-- begin --

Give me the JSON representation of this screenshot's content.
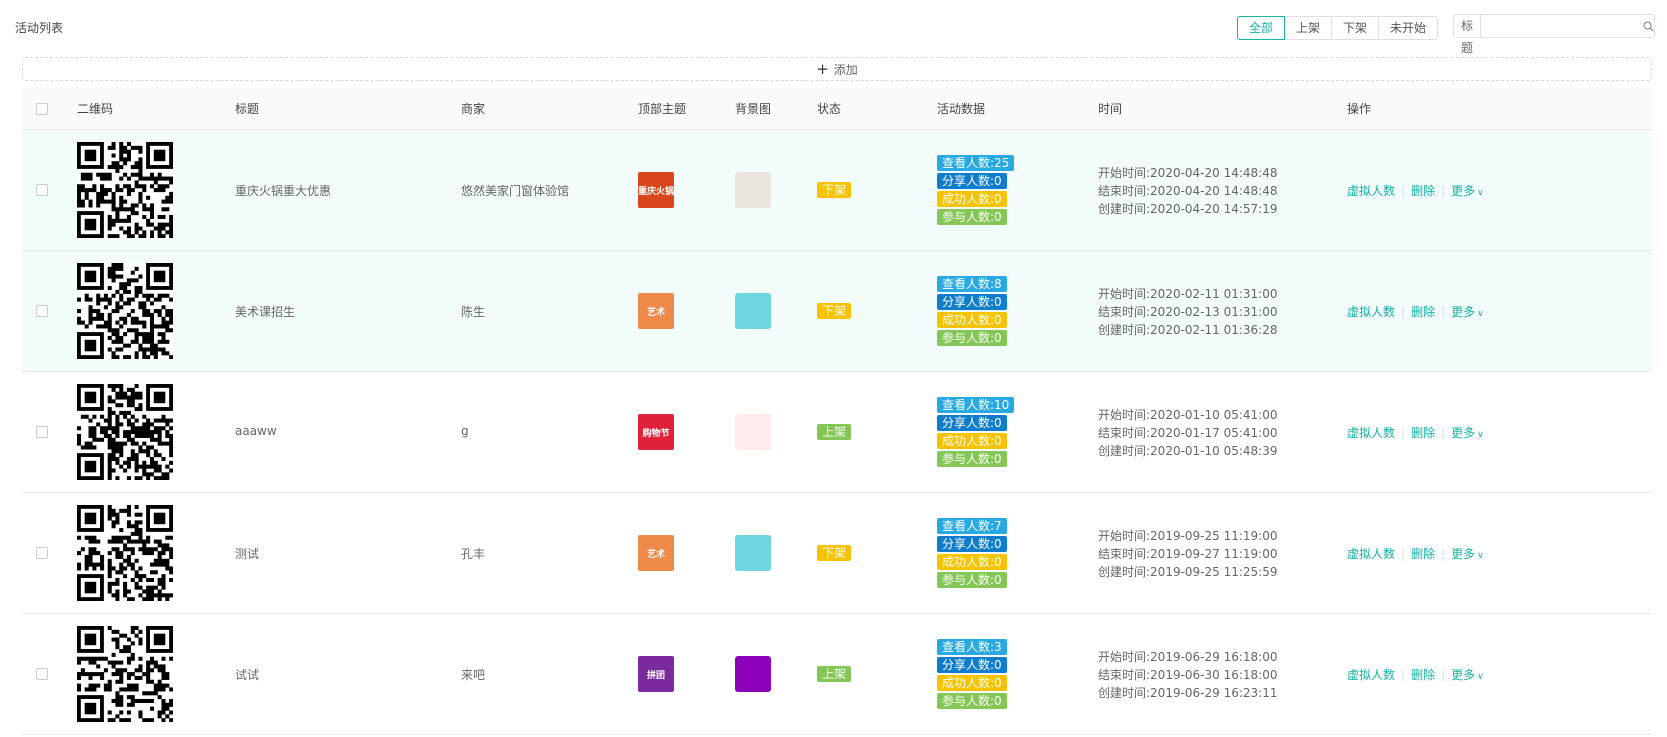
{
  "page": {
    "title": "活动列表"
  },
  "filters": [
    "全部",
    "上架",
    "下架",
    "未开始"
  ],
  "search": {
    "field": "标题",
    "placeholder": ""
  },
  "add": {
    "label": "添加"
  },
  "columns": [
    "二维码",
    "标题",
    "商家",
    "顶部主题",
    "背景图",
    "状态",
    "活动数据",
    "时间",
    "操作"
  ],
  "labels": {
    "view": "查看人数:",
    "share": "分享人数:",
    "success": "成功人数:",
    "join": "参与人数:",
    "start": "开始时间:",
    "end": "结束时间:",
    "created": "创建时间:"
  },
  "actions": {
    "virtual": "虚拟人数",
    "delete": "删除",
    "more": "更多"
  },
  "colors": {
    "accent": "#17b3a3",
    "status_off": "#f7c300",
    "status_on": "#84c756"
  },
  "rows": [
    {
      "title": "重庆火锅重大优惠",
      "merchant": "悠然美家门窗体验馆",
      "theme_text": "重庆火锅",
      "theme_color": "#d8461c",
      "bg_color": "#ebe5df",
      "status": "下架",
      "status_color": "#f7c300",
      "view": "查看人数:25",
      "share": "分享人数:0",
      "success": "成功人数:0",
      "join": "参与人数:0",
      "start": "开始时间:2020-04-20 14:48:48",
      "end": "结束时间:2020-04-20 14:48:48",
      "created": "创建时间:2020-04-20 14:57:19",
      "highlight": true
    },
    {
      "title": "美术课招生",
      "merchant": "陈生",
      "theme_text": "艺术",
      "theme_color": "#f08a4b",
      "bg_color": "#6dd6de",
      "status": "下架",
      "status_color": "#f7c300",
      "view": "查看人数:8",
      "share": "分享人数:0",
      "success": "成功人数:0",
      "join": "参与人数:0",
      "start": "开始时间:2020-02-11 01:31:00",
      "end": "结束时间:2020-02-13 01:31:00",
      "created": "创建时间:2020-02-11 01:36:28",
      "highlight": true
    },
    {
      "title": "aaaww",
      "merchant": "g",
      "theme_text": "购物节",
      "theme_color": "#e0213a",
      "bg_color": "#fdeceb",
      "status": "上架",
      "status_color": "#84c756",
      "view": "查看人数:10",
      "share": "分享人数:0",
      "success": "成功人数:0",
      "join": "参与人数:0",
      "start": "开始时间:2020-01-10 05:41:00",
      "end": "结束时间:2020-01-17 05:41:00",
      "created": "创建时间:2020-01-10 05:48:39",
      "highlight": false
    },
    {
      "title": "测试",
      "merchant": "孔丰",
      "theme_text": "艺术",
      "theme_color": "#f08a4b",
      "bg_color": "#6dd6de",
      "status": "下架",
      "status_color": "#f7c300",
      "view": "查看人数:7",
      "share": "分享人数:0",
      "success": "成功人数:0",
      "join": "参与人数:0",
      "start": "开始时间:2019-09-25 11:19:00",
      "end": "结束时间:2019-09-27 11:19:00",
      "created": "创建时间:2019-09-25 11:25:59",
      "highlight": false
    },
    {
      "title": "试试",
      "merchant": "来吧",
      "theme_text": "拼团",
      "theme_color": "#7b2a9e",
      "bg_color": "#8b00b8",
      "status": "上架",
      "status_color": "#84c756",
      "view": "查看人数:3",
      "share": "分享人数:0",
      "success": "成功人数:0",
      "join": "参与人数:0",
      "start": "开始时间:2019-06-29 16:18:00",
      "end": "结束时间:2019-06-30 16:18:00",
      "created": "创建时间:2019-06-29 16:23:11",
      "highlight": false
    }
  ]
}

-- end --

Where a line holds "title", copy it out.

- FINAL ANSWER:
    "title": "活动列表"
      "title": "重庆火锅重大优惠",
      "title": "美术课招生",
      "title": "aaaww",
      "title": "测试",
      "title": "试试",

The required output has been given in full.